# [Data listing]
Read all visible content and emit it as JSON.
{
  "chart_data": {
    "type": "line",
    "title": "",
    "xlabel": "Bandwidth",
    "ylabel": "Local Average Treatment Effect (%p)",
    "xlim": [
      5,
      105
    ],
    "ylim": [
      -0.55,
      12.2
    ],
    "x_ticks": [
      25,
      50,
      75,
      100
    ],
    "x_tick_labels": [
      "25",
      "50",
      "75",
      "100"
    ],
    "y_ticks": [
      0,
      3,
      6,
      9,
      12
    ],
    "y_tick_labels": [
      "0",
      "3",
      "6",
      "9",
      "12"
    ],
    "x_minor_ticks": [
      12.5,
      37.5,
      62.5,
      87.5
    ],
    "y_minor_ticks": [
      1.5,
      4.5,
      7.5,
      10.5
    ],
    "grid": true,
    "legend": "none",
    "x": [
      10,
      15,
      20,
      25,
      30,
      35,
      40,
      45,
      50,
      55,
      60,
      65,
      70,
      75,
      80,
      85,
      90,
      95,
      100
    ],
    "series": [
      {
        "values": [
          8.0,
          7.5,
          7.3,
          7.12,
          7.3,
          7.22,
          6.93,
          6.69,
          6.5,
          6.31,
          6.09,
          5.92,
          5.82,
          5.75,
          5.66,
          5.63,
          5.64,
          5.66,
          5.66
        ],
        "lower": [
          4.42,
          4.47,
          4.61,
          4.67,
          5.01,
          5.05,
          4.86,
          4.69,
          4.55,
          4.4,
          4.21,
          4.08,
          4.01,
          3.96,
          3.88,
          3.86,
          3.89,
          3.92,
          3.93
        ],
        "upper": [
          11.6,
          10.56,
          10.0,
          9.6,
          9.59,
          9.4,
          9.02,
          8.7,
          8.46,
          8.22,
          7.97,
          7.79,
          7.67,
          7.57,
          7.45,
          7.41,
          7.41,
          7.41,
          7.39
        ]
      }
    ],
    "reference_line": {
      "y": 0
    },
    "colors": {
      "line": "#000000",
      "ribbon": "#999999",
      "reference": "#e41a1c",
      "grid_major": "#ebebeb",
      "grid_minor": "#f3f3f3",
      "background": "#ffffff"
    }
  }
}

# [Problem requirements]
Repeat the entries exactly, all of them.

# [Right answer]
Read all visible content and emit it as JSON.
{
  "chart_data": {
    "type": "line",
    "title": "",
    "xlabel": "Bandwidth",
    "ylabel": "Local Average Treatment Effect (%p)",
    "xlim": [
      5,
      105
    ],
    "ylim": [
      -0.55,
      12.2
    ],
    "x_ticks": [
      25,
      50,
      75,
      100
    ],
    "x_tick_labels": [
      "25",
      "50",
      "75",
      "100"
    ],
    "y_ticks": [
      0,
      3,
      6,
      9,
      12
    ],
    "y_tick_labels": [
      "0",
      "3",
      "6",
      "9",
      "12"
    ],
    "x_minor_ticks": [
      12.5,
      37.5,
      62.5,
      87.5
    ],
    "y_minor_ticks": [
      1.5,
      4.5,
      7.5,
      10.5
    ],
    "grid": true,
    "legend": "none",
    "x": [
      10,
      15,
      20,
      25,
      30,
      35,
      40,
      45,
      50,
      55,
      60,
      65,
      70,
      75,
      80,
      85,
      90,
      95,
      100
    ],
    "series": [
      {
        "values": [
          8.0,
          7.5,
          7.3,
          7.12,
          7.3,
          7.22,
          6.93,
          6.69,
          6.5,
          6.31,
          6.09,
          5.92,
          5.82,
          5.75,
          5.66,
          5.63,
          5.64,
          5.66,
          5.66
        ],
        "lower": [
          4.42,
          4.47,
          4.61,
          4.67,
          5.01,
          5.05,
          4.86,
          4.69,
          4.55,
          4.4,
          4.21,
          4.08,
          4.01,
          3.96,
          3.88,
          3.86,
          3.89,
          3.92,
          3.93
        ],
        "upper": [
          11.6,
          10.56,
          10.0,
          9.6,
          9.59,
          9.4,
          9.02,
          8.7,
          8.46,
          8.22,
          7.97,
          7.79,
          7.67,
          7.57,
          7.45,
          7.41,
          7.41,
          7.41,
          7.39
        ]
      }
    ],
    "reference_line": {
      "y": 0
    },
    "colors": {
      "line": "#000000",
      "ribbon": "#999999",
      "reference": "#e41a1c",
      "grid_major": "#ebebeb",
      "grid_minor": "#f3f3f3",
      "background": "#ffffff"
    }
  }
}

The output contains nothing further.